- [LISTED ENTRIES]:
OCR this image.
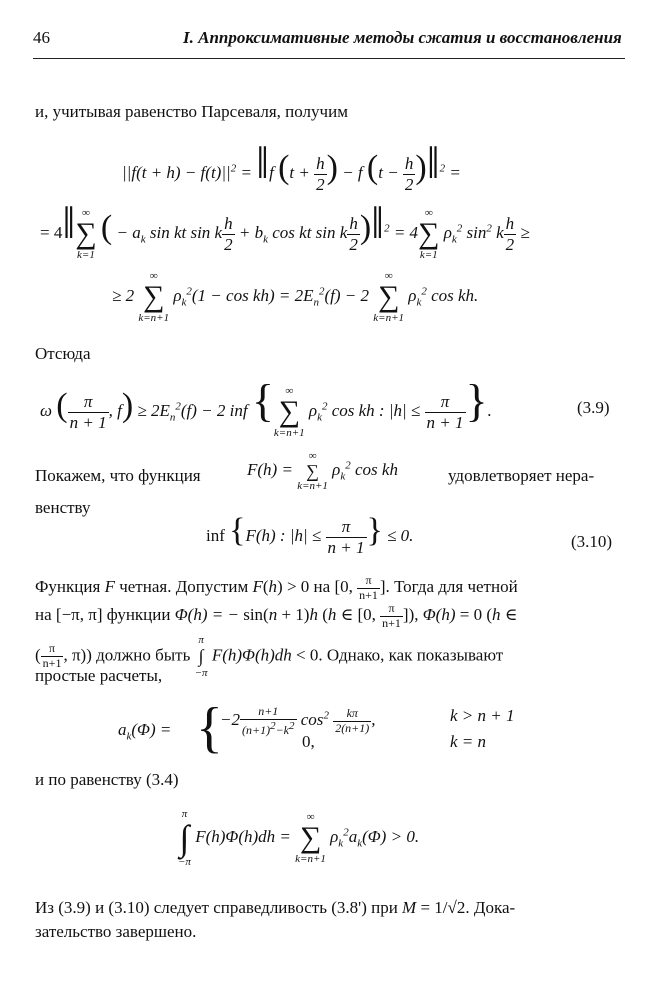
46	I. Аппроксимативные методы сжатия и восстановления
и, учитывая равенство Парсеваля, получим
$||f(t + h) - f(t)||^2$ = ‖f ($t + \frac{h}{2}$ ) − f ($t - \frac{h}{2}$ )‖$^2$ =
= 4‖ ∞
∑
k=1
( − $a_k$ sin kt sin k $\frac{h}{2} + b_k$ cos kt sin k $\frac{h}{2}$ )‖$^2$ = 4
∞
∑
k=1
$\rho_k^2$ $\sin^2 k \frac{h}{2}$ ≥
≥ 2
∞
∑
k=n+1
$\rho_k^2(1 - \cos kh) = 2E_n^2(f) - 2$
∞
∑
k=n+1
$\rho_k^2$ cos kh.
Отсюда
ω ( $\frac{\pi}{n + 1}$ , $f) \ge 2E_n^2(f) - 2$ inf {	∞
∑
k=n+1
$\rho_k^2$ cos kh : $|h| \le \frac{\pi}{n + 1}$ }.	(3.9)
Покажем, что функция	F(h) =
∞
∑
k=n+1
$\rho_k^2$ cos kh	удовлетворяет нера-
венству
inf {F(h) : $|h| \le \frac{\pi}{n + 1}$ } ≤ 0.	(3.10)
Функция F четная. Допустим F(h) > 0 на [0, $\frac{\pi}{n+1}$ ]. Тогда для четной
на [−π, π] функции Φ(h) = − sin(n + 1)h (h ∈ [0, $\frac{\pi}{n+1}$ ]), Φ(h) = 0 (h ∈
( $\frac{\pi}{n+1}$ , π)) должно быть
π
∫
−π
F(h)Φ(h)dh < 0. Однако, как показывают
простые расчеты,
$a_k(\Phi)$ = {
$-2 \frac{n+1}{(n+1)^2-k^2} \cos^2 \frac{k\pi}{2(n+1)}$ ,	k > n + 1
0,	k = n
и по равенству (3.4)
π
∫
−π
F(h)Φ(h)dh =
∞
∑
k=n+1
$\rho_k^2a_k(\Phi) > 0$.
Из (3.9) и (3.10) следует справедливость (3.8') при M = 1/√2. Дока-
зательство завершено.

- [PROBLEM STATEMENT]: Write out each line again precisely as it appears, skipping every picture.

- [WRITTEN SOLUTION]:
OCR this image.
46	I. Аппроксимативные методы сжатия и восстановления
и, учитывая равенство Парсеваля, получим
$||f(t + h) - f(t)||^2$ = ‖f ($t + \frac{h}{2}$ ) − f ($t - \frac{h}{2}$ )‖$^2$ =
= 4‖ ∞
∑
k=1
( − $a_k$ sin kt sin k $\frac{h}{2} + b_k$ cos kt sin k $\frac{h}{2}$ )‖$^2$ = 4
∞
∑
k=1
$\rho_k^2$ $\sin^2 k \frac{h}{2}$ ≥
≥ 2
∞
∑
k=n+1
$\rho_k^2(1 - \cos kh) = 2E_n^2(f) - 2$
∞
∑
k=n+1
$\rho_k^2$ cos kh.
Отсюда
ω ( $\frac{\pi}{n + 1}$ , $f) \ge 2E_n^2(f) - 2$ inf {	∞
∑
k=n+1
$\rho_k^2$ cos kh : $|h| \le \frac{\pi}{n + 1}$ }.	(3.9)
Покажем, что функция	F(h) =
∞
∑
k=n+1
$\rho_k^2$ cos kh	удовлетворяет нера-
венству
inf {F(h) : $|h| \le \frac{\pi}{n + 1}$ } ≤ 0.	(3.10)
Функция F четная. Допустим F(h) > 0 на [0, $\frac{\pi}{n+1}$ ]. Тогда для четной
на [−π, π] функции Φ(h) = − sin(n + 1)h (h ∈ [0, $\frac{\pi}{n+1}$ ]), Φ(h) = 0 (h ∈
( $\frac{\pi}{n+1}$ , π)) должно быть
π
∫
−π
F(h)Φ(h)dh < 0. Однако, как показывают
простые расчеты,
$a_k(\Phi)$ = {
$-2 \frac{n+1}{(n+1)^2-k^2} \cos^2 \frac{k\pi}{2(n+1)}$ ,	k > n + 1
0,	k = n
и по равенству (3.4)
π
∫
−π
F(h)Φ(h)dh =
∞
∑
k=n+1
$\rho_k^2a_k(\Phi) > 0$.
Из (3.9) и (3.10) следует справедливость (3.8') при M = 1/√2. Дока-
зательство завершено.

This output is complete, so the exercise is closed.